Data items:
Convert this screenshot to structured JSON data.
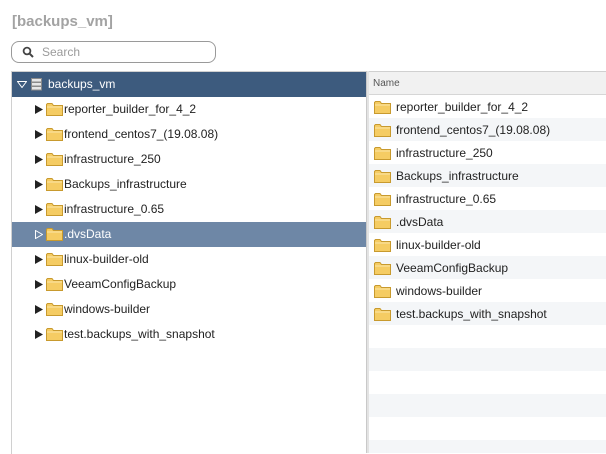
{
  "title": "[backups_vm]",
  "search": {
    "placeholder": "Search",
    "value": ""
  },
  "tree": {
    "root": {
      "label": "backups_vm",
      "expanded": true
    },
    "items": [
      {
        "label": "reporter_builder_for_4_2"
      },
      {
        "label": "frontend_centos7_(19.08.08)"
      },
      {
        "label": "infrastructure_250"
      },
      {
        "label": "Backups_infrastructure"
      },
      {
        "label": "infrastructure_0.65"
      },
      {
        "label": ".dvsData",
        "selected": true
      },
      {
        "label": "linux-builder-old"
      },
      {
        "label": "VeeamConfigBackup"
      },
      {
        "label": "windows-builder"
      },
      {
        "label": "test.backups_with_snapshot"
      }
    ]
  },
  "list": {
    "column_name": "Name",
    "items": [
      {
        "label": "reporter_builder_for_4_2"
      },
      {
        "label": "frontend_centos7_(19.08.08)"
      },
      {
        "label": "infrastructure_250"
      },
      {
        "label": "Backups_infrastructure"
      },
      {
        "label": "infrastructure_0.65"
      },
      {
        "label": ".dvsData"
      },
      {
        "label": "linux-builder-old"
      },
      {
        "label": "VeeamConfigBackup"
      },
      {
        "label": "windows-builder"
      },
      {
        "label": "test.backups_with_snapshot"
      }
    ]
  },
  "icons": {
    "folder": "folder-icon",
    "datastore": "datastore-icon",
    "search": "search-icon",
    "expand": "triangle-right-icon",
    "collapse": "triangle-down-icon"
  },
  "colors": {
    "root_row": "#3d5b7e",
    "selected_row": "#6e87a6",
    "folder_fill": "#f5cc63",
    "folder_stroke": "#c89a2e",
    "title": "#a3a3a3"
  }
}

→ **WRITTEN PROBLEM**
Copy every record above exactly, leaving out any pictures.

→ **CORRECT ANSWER**
Convert this screenshot to structured JSON data.
{
  "title": "[backups_vm]",
  "search": {
    "placeholder": "Search",
    "value": ""
  },
  "tree": {
    "root": {
      "label": "backups_vm",
      "expanded": true
    },
    "items": [
      {
        "label": "reporter_builder_for_4_2"
      },
      {
        "label": "frontend_centos7_(19.08.08)"
      },
      {
        "label": "infrastructure_250"
      },
      {
        "label": "Backups_infrastructure"
      },
      {
        "label": "infrastructure_0.65"
      },
      {
        "label": ".dvsData",
        "selected": true
      },
      {
        "label": "linux-builder-old"
      },
      {
        "label": "VeeamConfigBackup"
      },
      {
        "label": "windows-builder"
      },
      {
        "label": "test.backups_with_snapshot"
      }
    ]
  },
  "list": {
    "column_name": "Name",
    "items": [
      {
        "label": "reporter_builder_for_4_2"
      },
      {
        "label": "frontend_centos7_(19.08.08)"
      },
      {
        "label": "infrastructure_250"
      },
      {
        "label": "Backups_infrastructure"
      },
      {
        "label": "infrastructure_0.65"
      },
      {
        "label": ".dvsData"
      },
      {
        "label": "linux-builder-old"
      },
      {
        "label": "VeeamConfigBackup"
      },
      {
        "label": "windows-builder"
      },
      {
        "label": "test.backups_with_snapshot"
      }
    ]
  },
  "icons": {
    "folder": "folder-icon",
    "datastore": "datastore-icon",
    "search": "search-icon",
    "expand": "triangle-right-icon",
    "collapse": "triangle-down-icon"
  },
  "colors": {
    "root_row": "#3d5b7e",
    "selected_row": "#6e87a6",
    "folder_fill": "#f5cc63",
    "folder_stroke": "#c89a2e",
    "title": "#a3a3a3"
  }
}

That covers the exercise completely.